(Extracted records)
## start
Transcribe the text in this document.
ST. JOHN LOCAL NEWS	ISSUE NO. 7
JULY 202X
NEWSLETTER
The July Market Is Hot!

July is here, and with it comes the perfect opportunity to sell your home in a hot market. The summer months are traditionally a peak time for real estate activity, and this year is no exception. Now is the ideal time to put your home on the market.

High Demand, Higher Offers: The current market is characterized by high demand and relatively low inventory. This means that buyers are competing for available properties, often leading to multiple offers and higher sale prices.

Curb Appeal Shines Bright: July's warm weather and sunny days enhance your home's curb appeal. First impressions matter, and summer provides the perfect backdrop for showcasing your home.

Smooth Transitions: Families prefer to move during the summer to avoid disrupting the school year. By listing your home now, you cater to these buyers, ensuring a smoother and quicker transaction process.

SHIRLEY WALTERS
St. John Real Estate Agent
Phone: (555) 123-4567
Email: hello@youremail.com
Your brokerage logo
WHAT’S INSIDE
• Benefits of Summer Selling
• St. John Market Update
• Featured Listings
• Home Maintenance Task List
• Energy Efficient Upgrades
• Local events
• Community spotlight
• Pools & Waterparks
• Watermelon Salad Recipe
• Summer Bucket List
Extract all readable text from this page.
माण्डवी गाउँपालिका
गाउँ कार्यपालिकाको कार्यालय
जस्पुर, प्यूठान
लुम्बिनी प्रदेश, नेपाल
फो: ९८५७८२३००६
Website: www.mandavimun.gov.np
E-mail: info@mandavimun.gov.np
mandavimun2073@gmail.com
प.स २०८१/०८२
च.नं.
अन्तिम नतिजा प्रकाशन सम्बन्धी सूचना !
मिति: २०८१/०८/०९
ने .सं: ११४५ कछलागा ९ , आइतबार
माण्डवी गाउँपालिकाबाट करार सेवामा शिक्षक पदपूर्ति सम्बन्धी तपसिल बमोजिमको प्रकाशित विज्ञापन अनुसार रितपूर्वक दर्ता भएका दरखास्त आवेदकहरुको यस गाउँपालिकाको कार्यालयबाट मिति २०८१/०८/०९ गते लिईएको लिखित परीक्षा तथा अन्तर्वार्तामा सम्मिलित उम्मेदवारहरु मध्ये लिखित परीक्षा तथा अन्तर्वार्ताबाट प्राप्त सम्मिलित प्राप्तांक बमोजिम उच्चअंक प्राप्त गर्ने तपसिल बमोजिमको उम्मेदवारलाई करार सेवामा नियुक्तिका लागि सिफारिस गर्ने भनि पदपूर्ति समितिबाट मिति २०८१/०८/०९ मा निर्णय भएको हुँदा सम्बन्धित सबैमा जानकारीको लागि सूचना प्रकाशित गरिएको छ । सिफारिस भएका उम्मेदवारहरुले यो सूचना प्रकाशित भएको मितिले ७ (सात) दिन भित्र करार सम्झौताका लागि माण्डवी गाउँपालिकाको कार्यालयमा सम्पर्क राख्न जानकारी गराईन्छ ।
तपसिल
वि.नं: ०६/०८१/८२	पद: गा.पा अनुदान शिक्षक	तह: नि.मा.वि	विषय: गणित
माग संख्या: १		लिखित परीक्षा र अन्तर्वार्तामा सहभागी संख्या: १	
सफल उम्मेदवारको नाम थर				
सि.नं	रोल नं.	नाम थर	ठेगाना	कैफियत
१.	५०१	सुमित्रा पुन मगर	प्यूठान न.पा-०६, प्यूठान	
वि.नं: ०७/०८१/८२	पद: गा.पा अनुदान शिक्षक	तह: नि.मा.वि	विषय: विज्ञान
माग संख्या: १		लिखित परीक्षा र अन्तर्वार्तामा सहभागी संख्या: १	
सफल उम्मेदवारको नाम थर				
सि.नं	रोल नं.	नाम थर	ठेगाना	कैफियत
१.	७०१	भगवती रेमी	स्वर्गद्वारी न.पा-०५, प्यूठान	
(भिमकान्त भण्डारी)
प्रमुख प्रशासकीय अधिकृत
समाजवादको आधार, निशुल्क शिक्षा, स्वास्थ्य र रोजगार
## end
■ **SHORT TASK**
Find every line with "year" in the listing and state how many there are, nothing else.

■ **FULL RESPONSE**
2